Nous lisons dans Actes 17 :11 que les Juifs de Bérée « reçurent la parole avec beaucoup d’empressement, et ils examinaient chaque jour les Écritures, pour voir si ce qu’on leur disait était exact ». À cette époque, ils avaient accès aux textes originaux de l’Ancien Testament, rédigés en hébreu.

Jésus-Christ a promis que Ses paroles « ne passeront point » (Matthieu 24 :35) et « la parole de notre Dieu subsiste éternellement » (Ésaïe 40 :8). Nous croyons fermement que les écrits bibliques originaux (en hébreu et en grec) sont parfaits, véritables et fiables, car « c’est poussés par le Saint-Esprit que des hommes ont parlé de la part de Dieu » (2 Pierre 1 :21) et « toute Écriture est inspirée de Dieu » (2 Timothée 3 :16).

Cependant, comme le dit un ancien adage italien : « Traduire, c’est trahir. » Il est donc légitime de se demander quelle traduction de la Bible utiliser en français, car il est parfois difficile de s’y retrouver parmi les dizaines de versions proposées dans les librairies. Pour traiter ce sujet, nous allons commencer par retracer l’histoire de la première Bible en français traduite à partir des textes originaux.

Un livre traduit

La Sainte Bible fut rédigée entre le 15ème siècle av. J.-C. et le 1er siècle apr. J.-C. sous l’inspiration divine. L’Ancien Testament (AT) fut rédigé en hébreu, avec quelques passages en araméen, tandis que le Nouveau Testament (NT) fut écrit en grec.

Dès le début de l’ère chrétienne, il devint nécessaire de traduire l’Ancien Testament pour ceux qui ne parlaient pas hébreu. Des traductions en latin virent également le jour pour ceux qui ne parlaient ni l’hébreu ni le grec. Pendant des siècles, la Bible fut seulement disponible dans ces trois langues : l’hébreu, le grec et le latin.

À partir du 11ème siècle apr. J.-C., les premières versions (souvent partielles) de la Bible en français furent en réalité des « retraductions » qui étaient basées sur les textes de la Septante (traduction en grec de l’AT) ou de la Vulgate (traduction en latin de l’AT et du NT).

La Bible d’Olivétan

Au 16ème siècle, plusieurs ministres du culte « estiment nécessaire de préparer une édition de la Bible en français, dont la traduction aurait pour point de départ les textes hébreu, araméen et grec. Il leur semble illogique de traduire la Vulgate, qui est elle-même une traduction » (Delforge, page 62).1

L’homme qui accomplira cette tâche s’appelle Pierre Robert, surnommé l’Olivétan. Né à Noyon, dans l’Oise (France), vers 1506, il étudia les langues anciennes à Strasbourg et à Orléans, avant de devenir maître d’école. Il travailla ensuite comme professeur à Neuchâtel (Suisse) et dans le Piémont (Italie).

OBJECTIFS
1) Relevez toutes les références bibliques (livre, chapitre et verset) citées dans l'extrait sur la traduction de la Bible.
2) D'après l'extrait sur la traduction de la Bible, où et vers quelle année Pierre Robert est-il né ?
3) Reprenez l'extrait sur la traduction de la Bible et poursuivez-le après sa dernière phrase.
Le listing qui suit provient d'une source différente.

DONNÉES FOURNIES
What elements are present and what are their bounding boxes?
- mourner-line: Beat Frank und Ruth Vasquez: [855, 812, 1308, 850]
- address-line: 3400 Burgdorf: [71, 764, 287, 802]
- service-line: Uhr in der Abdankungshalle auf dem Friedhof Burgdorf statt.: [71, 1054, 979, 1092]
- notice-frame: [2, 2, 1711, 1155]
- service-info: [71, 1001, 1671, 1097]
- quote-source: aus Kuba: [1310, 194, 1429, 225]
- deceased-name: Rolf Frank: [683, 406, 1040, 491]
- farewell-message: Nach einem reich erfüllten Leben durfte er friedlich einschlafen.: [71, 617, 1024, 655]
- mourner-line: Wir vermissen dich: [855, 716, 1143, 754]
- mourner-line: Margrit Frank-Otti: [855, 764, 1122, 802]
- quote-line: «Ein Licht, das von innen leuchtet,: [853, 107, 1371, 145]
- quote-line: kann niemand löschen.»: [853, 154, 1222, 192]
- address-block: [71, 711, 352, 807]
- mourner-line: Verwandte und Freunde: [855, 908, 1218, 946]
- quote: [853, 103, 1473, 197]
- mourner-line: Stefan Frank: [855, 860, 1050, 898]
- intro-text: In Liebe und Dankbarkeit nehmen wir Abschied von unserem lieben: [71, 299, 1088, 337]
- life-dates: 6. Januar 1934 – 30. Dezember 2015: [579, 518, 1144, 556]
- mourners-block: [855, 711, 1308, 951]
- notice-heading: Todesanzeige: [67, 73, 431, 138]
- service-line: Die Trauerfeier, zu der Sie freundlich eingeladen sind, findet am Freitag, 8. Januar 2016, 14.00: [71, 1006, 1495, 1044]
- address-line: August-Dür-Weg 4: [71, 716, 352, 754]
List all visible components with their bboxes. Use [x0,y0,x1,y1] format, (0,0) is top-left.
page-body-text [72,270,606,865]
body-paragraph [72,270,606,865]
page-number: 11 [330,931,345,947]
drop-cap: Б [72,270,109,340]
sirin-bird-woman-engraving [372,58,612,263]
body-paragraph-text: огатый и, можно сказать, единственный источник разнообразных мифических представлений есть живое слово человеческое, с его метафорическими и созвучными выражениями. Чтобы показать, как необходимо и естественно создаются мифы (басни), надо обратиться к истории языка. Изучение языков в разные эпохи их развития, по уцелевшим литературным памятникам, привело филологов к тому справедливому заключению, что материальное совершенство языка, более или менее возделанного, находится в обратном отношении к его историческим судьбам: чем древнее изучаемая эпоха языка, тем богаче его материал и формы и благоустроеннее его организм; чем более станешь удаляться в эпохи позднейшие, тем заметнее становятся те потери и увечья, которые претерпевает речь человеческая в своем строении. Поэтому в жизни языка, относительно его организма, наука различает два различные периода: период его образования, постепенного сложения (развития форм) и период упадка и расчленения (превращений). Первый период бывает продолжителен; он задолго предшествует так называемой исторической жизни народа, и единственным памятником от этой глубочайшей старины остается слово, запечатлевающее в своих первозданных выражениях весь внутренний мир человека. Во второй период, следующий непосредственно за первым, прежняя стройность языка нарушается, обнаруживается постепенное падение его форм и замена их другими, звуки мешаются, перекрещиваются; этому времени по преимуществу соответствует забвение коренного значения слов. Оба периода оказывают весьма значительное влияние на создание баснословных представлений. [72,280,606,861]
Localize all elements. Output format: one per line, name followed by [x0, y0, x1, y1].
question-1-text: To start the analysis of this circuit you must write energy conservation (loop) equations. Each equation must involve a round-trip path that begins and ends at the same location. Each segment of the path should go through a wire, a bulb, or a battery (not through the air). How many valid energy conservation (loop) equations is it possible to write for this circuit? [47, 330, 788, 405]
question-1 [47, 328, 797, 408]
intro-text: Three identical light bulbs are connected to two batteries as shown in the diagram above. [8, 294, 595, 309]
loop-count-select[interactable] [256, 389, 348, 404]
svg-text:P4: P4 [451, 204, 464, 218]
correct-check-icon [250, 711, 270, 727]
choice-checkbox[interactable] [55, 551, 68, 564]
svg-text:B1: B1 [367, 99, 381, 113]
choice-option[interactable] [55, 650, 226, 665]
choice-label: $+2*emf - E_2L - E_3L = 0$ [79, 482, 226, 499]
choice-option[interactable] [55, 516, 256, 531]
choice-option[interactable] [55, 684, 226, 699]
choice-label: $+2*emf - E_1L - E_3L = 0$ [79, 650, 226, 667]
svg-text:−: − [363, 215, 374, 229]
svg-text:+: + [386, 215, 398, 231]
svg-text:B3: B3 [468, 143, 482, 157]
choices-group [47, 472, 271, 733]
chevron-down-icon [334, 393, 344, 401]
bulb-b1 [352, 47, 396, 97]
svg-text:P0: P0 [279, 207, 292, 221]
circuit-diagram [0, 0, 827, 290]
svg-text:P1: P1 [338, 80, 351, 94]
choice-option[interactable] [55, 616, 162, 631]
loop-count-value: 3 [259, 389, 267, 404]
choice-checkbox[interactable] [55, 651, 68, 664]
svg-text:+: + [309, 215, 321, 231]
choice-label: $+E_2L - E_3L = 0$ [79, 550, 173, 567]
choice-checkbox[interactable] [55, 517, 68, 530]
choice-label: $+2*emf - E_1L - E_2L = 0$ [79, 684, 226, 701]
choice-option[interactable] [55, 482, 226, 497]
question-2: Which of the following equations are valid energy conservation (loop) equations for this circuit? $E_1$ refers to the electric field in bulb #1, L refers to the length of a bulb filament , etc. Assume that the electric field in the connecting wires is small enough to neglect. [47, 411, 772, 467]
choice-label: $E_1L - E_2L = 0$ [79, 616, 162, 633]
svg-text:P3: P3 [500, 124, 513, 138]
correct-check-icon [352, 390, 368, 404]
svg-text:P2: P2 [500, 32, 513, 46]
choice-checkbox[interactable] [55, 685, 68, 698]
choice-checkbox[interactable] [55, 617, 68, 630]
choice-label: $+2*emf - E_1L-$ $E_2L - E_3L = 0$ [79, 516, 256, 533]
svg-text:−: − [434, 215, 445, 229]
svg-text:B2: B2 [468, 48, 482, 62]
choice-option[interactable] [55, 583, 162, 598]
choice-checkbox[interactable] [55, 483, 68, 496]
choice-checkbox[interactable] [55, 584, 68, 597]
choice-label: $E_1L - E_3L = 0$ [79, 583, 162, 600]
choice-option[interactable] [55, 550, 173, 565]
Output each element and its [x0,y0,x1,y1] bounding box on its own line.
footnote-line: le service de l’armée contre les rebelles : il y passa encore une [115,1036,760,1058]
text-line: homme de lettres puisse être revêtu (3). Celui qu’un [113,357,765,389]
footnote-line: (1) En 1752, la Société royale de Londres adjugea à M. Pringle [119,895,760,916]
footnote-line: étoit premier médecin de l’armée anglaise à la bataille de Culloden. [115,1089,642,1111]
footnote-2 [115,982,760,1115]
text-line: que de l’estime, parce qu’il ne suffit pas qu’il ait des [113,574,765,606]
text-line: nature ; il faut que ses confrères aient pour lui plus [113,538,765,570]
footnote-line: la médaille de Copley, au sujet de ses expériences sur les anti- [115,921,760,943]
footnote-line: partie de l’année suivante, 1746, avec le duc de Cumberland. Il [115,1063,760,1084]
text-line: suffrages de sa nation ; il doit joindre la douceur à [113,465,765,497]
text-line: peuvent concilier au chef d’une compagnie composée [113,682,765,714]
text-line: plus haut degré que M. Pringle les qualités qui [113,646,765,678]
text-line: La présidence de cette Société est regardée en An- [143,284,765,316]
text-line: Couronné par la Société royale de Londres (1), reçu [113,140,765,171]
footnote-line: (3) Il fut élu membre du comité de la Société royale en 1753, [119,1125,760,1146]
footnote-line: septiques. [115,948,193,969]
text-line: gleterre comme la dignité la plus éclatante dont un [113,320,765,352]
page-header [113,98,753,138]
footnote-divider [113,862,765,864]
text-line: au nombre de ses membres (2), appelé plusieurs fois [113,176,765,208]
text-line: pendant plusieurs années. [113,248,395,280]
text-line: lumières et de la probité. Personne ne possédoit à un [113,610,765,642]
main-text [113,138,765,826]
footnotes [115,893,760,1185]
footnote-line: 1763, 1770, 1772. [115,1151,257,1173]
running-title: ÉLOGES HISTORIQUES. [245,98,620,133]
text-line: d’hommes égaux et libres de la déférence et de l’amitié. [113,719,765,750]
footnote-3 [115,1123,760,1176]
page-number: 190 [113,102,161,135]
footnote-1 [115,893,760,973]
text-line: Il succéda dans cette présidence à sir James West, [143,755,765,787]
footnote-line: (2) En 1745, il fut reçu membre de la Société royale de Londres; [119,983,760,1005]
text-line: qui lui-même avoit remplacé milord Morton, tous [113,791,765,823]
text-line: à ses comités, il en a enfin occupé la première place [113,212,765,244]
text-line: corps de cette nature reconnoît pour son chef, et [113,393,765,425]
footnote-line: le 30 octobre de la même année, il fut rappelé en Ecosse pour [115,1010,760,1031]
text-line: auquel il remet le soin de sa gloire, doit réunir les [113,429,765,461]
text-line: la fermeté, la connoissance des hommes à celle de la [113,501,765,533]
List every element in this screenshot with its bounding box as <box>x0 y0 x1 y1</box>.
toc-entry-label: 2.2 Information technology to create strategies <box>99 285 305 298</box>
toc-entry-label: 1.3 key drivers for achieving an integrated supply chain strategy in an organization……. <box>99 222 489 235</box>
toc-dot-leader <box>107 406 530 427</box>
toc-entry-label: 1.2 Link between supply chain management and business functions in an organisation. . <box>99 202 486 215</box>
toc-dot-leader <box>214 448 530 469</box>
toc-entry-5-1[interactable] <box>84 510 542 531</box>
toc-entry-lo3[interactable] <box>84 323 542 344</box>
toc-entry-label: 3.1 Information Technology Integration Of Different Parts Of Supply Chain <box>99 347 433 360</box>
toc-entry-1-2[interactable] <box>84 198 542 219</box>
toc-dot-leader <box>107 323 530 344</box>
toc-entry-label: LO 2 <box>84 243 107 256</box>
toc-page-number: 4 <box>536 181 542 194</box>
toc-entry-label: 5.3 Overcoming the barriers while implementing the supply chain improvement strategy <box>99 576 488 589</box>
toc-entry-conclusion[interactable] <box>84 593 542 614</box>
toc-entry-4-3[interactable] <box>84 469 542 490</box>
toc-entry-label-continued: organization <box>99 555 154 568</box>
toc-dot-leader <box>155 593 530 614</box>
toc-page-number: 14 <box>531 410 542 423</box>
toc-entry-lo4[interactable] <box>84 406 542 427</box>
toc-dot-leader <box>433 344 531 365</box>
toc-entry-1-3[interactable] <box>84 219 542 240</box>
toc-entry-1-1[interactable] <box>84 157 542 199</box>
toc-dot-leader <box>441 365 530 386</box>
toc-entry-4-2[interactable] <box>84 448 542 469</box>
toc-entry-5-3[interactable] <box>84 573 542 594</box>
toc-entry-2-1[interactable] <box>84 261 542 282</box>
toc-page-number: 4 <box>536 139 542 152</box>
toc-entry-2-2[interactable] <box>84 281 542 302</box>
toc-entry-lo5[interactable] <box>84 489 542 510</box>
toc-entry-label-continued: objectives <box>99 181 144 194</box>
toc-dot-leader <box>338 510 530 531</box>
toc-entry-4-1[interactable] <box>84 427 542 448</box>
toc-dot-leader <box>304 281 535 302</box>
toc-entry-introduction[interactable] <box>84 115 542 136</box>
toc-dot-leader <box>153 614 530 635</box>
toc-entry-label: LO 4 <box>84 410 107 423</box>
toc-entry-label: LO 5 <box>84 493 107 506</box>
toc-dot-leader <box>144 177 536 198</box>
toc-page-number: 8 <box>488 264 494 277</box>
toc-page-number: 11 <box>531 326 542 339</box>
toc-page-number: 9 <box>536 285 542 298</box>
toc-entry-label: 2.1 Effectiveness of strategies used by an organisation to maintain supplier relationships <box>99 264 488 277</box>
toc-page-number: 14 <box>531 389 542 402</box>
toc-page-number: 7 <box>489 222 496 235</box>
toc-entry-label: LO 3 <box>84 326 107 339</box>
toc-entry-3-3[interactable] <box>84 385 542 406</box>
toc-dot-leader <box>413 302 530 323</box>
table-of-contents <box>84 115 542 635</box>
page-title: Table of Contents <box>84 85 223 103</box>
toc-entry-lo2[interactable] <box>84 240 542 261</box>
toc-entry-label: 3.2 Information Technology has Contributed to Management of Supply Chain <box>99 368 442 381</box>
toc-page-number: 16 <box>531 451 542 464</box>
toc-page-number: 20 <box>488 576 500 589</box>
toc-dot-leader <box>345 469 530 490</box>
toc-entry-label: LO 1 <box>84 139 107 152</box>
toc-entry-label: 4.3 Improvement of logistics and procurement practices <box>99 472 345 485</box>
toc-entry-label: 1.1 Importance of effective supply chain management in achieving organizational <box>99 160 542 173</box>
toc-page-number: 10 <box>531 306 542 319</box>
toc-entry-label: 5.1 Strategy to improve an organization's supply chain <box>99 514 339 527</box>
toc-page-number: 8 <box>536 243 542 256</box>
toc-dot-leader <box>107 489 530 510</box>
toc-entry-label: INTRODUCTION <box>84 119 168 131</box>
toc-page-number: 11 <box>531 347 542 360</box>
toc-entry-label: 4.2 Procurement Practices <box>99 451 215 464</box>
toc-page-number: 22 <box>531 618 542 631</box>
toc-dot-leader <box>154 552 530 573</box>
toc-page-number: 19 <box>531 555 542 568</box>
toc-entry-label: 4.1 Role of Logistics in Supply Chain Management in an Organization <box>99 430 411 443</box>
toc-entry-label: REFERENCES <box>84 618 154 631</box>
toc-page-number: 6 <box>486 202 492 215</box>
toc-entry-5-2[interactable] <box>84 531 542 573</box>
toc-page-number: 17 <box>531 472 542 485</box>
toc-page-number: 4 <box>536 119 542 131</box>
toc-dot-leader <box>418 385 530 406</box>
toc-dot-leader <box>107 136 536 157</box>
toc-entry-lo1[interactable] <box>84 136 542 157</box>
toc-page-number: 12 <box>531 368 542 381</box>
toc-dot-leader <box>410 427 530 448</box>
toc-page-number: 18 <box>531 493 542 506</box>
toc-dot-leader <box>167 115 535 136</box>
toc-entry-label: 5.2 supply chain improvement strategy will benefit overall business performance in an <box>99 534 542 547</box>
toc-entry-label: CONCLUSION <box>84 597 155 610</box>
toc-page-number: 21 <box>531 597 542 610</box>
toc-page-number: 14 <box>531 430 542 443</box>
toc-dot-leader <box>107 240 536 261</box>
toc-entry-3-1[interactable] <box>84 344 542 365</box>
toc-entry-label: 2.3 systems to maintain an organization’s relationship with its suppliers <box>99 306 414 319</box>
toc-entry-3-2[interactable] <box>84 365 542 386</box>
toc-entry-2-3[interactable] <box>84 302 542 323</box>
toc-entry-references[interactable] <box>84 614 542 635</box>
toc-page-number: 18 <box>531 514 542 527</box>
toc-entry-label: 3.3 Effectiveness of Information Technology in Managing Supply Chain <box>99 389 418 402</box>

RÉSULTATS DES TÂCHES
1) Actes 17 :11 ; Matthieu 24 :35 ; Ésaïe 40 :8 ; 2 Pierre 1 :21 ; 2 Timothée 3 :16.

2) À Noyon, dans l'Oise (France), vers 1506.

3)
Après le synode vaudois de Chanforan (1532), deux réformateurs suisses convainquirent Olivétan d’entreprendre la première traduction de la Bible en français à partir des textes originaux. « Fin 1533, ou début 1534, Olivétan se met à l’ouvrage, consacrant tout son temps et toutes ses forces à ce travail jamais entrepris avant lui » (Delforge, page 65). Il traduisit l’Ancien Testament à partir des textes originaux massorétiques et le Nouveau Testament à partir des manuscrits grecs des textes byzantins.

Publiée en 1535, la Bible d’Olivétan ne connut pas un grand succès commercial, car elle fut imprimée en écriture gothique bâtarde (difficile à lire et ne comportant ni accents ni virgules) – une écriture qui devint obsolète quelques années plus tard. Olivétan lui-même aurait souhaité que sa traduction soit publiée en caractères romains (que nous utilisons toujours en français), dont il vantait les mérites dès 1533 dans son livre Instruction des enfants.

De 1535 à 1538, il publia d’autres travaux sur la Bible, dont une révision des Psaumes qui inaugura l’emploi du terme « Éternel », au lieu de « Seigneur » (employé dans la Septante et la Vulgate). Il reprit en parallèle son activité d’enseignant à Genève. Au cours d’un voyage en Italie, il mourut à Rome, en août 1538.

Une langue pauvre

De nos jours, nous avons l’habitude de considérer le français comme une langue « riche ». Mais saviez-vous qu’en réalité notre langue est « pauvre » si nous la comparons aux langues anciennes ?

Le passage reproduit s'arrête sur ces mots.